:: WRITTEN INSTRUCTION ::
Answer these from the text on the EPA's cost-benefit analysis:
(a) What two steps does the conclusion say the government should take?
(b) What does "VSL" stand for?
(c) The VSL approach values the lives of people over what age at a lower amount?

** start DOCUMENT **

Conclusion: in order to abate current controversy and prevent future controversies, the government should (1) adopt a more flexible methodology, and (2) conduct further research on age-adjusted analysis.
[3]
- Overview of the Controversy
- In calculating the costs and benefits of a proposed environmental regulation, the “Clear Skies Initiative” the EPA performed a cost-benefit analysis that employed a number of methodologies
- One approach, the Value of Statistical Life method (“VSL”), placed different values on the lives of individuals according to their age.
- The VSL approach values the lives of individuals over the age of 70 at a lower amount because their lives will theoretically be shorter and they will not receive the same amount of benefits from the regulations.
- The approach turns on the willingness to pay: the amount of life a regulation will add to members of the different groups leads to a different willingness to pay for the regulations.

** end DOCUMENT **
** start DATA PROVIDED **

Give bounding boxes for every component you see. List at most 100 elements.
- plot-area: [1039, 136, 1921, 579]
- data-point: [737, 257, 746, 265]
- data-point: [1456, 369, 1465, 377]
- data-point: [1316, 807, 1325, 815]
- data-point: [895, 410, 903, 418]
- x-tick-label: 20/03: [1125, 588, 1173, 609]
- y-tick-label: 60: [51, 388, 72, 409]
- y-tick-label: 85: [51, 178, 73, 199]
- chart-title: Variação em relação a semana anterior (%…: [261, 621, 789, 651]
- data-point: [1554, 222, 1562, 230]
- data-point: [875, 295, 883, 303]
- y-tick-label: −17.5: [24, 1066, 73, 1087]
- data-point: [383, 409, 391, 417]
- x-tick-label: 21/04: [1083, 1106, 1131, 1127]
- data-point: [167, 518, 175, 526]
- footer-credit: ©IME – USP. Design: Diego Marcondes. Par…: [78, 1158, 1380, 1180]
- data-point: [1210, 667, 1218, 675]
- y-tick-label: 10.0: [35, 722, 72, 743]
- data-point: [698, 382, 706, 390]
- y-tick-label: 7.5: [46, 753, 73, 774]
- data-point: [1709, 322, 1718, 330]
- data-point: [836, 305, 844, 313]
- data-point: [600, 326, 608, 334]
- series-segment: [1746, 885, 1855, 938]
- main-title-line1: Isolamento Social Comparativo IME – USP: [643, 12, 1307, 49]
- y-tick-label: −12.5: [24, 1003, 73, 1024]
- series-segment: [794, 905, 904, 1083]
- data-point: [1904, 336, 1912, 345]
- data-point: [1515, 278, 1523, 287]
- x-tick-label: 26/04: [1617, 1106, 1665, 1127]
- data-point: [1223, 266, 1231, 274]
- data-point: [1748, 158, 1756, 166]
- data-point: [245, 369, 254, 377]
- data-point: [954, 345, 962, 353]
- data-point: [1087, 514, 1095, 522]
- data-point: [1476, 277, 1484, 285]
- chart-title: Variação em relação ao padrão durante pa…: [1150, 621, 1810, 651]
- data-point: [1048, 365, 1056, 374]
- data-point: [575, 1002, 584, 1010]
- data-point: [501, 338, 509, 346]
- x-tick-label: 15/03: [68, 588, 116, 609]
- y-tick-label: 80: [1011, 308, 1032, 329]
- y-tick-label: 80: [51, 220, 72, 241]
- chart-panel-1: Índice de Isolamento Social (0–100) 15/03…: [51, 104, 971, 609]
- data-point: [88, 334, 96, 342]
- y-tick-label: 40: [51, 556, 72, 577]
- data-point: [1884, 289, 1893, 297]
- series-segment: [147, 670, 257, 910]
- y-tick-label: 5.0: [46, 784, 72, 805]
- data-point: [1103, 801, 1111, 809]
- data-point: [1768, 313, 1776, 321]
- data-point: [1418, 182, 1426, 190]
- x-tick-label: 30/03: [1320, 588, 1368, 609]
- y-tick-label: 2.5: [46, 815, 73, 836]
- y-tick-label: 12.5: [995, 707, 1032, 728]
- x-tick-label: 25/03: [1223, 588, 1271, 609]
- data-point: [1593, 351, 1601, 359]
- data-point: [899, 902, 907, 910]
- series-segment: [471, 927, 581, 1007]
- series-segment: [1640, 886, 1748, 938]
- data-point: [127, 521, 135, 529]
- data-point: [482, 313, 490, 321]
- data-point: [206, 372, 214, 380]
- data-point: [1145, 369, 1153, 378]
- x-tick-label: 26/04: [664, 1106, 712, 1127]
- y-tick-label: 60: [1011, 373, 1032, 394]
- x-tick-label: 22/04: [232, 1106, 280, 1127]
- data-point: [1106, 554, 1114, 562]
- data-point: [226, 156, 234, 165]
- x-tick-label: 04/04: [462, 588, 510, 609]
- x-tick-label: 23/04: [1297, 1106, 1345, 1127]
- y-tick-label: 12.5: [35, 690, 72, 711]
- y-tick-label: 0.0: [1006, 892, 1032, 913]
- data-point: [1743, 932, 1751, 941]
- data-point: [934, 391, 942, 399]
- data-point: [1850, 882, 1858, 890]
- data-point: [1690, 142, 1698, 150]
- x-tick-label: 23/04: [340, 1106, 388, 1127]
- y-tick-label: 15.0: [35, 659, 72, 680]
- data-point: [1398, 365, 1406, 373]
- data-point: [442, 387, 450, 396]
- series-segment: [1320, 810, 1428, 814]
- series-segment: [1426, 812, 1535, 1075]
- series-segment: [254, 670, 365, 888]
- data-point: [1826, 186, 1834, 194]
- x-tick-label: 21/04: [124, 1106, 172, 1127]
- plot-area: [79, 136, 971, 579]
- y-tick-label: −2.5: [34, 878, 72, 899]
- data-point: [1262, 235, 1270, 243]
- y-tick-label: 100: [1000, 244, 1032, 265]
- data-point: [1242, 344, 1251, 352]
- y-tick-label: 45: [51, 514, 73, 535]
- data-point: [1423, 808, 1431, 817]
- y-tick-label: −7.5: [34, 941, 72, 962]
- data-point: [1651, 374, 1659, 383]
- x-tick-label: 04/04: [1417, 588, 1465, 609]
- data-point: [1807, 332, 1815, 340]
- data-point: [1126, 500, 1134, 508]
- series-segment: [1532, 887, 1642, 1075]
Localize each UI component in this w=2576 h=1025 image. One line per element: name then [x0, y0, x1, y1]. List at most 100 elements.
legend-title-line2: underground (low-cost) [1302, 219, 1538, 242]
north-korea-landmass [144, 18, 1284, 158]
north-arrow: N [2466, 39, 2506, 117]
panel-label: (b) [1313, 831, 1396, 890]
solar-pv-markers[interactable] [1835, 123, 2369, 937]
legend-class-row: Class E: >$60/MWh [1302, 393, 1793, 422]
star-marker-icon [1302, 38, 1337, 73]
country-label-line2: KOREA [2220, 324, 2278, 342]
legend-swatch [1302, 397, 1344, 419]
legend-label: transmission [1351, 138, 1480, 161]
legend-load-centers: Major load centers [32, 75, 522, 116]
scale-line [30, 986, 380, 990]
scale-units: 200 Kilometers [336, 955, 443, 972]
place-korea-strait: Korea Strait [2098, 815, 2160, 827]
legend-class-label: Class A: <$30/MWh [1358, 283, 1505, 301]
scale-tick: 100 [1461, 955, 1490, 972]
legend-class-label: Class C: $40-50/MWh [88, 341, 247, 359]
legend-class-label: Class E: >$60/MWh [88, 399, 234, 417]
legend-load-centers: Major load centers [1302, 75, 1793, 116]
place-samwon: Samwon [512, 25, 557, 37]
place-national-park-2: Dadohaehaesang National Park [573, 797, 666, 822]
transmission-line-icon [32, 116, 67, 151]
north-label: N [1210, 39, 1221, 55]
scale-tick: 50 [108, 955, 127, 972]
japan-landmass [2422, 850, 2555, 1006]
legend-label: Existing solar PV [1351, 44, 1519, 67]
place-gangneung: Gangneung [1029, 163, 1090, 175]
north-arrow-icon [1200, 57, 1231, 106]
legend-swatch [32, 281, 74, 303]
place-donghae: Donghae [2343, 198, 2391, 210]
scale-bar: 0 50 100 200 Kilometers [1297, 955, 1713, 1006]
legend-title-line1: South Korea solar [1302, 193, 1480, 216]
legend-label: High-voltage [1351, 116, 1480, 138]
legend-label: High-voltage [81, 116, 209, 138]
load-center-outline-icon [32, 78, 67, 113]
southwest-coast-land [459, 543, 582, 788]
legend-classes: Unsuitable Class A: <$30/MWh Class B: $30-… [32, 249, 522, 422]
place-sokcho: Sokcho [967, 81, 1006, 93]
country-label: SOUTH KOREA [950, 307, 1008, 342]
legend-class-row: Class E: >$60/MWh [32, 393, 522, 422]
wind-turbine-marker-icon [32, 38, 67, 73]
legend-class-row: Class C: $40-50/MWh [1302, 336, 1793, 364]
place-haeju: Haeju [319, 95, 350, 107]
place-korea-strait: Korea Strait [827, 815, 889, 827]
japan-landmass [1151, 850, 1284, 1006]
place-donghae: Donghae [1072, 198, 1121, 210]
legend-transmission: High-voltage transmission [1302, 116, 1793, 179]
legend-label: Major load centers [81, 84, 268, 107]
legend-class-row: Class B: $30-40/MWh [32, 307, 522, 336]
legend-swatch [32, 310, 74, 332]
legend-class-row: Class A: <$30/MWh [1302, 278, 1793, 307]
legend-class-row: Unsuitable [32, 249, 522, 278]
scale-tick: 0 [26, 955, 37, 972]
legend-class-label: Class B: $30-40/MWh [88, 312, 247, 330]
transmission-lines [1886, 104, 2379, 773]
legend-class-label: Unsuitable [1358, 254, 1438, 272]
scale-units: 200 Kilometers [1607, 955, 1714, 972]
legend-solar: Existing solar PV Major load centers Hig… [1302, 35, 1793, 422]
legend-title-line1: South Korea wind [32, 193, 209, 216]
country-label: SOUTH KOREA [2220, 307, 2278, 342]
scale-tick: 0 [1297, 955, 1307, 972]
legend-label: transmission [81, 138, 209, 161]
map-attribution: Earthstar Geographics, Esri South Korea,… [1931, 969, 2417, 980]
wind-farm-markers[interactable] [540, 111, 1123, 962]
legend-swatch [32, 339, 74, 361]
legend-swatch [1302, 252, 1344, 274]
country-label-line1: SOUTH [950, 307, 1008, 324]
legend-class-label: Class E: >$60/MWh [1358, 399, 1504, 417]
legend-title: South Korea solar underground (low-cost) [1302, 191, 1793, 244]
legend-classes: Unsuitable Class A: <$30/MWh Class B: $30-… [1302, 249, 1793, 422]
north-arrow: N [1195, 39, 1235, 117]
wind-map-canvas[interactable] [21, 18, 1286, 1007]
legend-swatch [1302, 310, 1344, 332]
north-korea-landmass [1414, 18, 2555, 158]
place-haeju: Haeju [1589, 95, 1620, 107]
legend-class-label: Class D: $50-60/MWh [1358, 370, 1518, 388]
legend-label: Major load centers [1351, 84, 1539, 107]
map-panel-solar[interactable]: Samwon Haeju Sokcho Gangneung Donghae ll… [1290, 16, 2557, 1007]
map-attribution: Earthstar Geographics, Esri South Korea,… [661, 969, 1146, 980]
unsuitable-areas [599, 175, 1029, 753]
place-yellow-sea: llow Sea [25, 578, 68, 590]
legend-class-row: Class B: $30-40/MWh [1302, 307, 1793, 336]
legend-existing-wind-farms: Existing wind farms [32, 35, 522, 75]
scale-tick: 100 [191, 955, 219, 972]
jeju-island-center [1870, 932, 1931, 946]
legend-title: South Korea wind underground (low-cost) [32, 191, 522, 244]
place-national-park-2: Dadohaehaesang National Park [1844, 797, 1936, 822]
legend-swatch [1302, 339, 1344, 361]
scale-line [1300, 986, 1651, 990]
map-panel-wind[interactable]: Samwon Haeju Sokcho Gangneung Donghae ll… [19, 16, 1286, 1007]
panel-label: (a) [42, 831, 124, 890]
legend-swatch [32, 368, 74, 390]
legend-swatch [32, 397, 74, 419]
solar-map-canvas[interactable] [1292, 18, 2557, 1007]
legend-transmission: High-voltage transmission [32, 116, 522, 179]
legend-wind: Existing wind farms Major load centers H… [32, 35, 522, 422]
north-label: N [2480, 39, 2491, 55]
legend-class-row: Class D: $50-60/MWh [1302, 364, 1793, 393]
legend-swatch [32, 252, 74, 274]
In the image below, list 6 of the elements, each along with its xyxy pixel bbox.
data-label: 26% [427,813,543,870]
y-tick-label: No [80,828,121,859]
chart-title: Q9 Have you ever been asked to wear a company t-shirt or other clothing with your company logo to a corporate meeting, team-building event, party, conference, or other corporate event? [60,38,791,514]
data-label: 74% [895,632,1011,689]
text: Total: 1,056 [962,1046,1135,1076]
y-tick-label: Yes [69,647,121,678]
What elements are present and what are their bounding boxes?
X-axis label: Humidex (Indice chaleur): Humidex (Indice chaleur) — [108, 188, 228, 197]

** end DATA PROVIDED **

:: TASK ANSWER ::
(a) Adopt a more flexible methodology, and conduct further research on age-adjusted analysis.
(b) Value of Statistical Life.
(c) 70.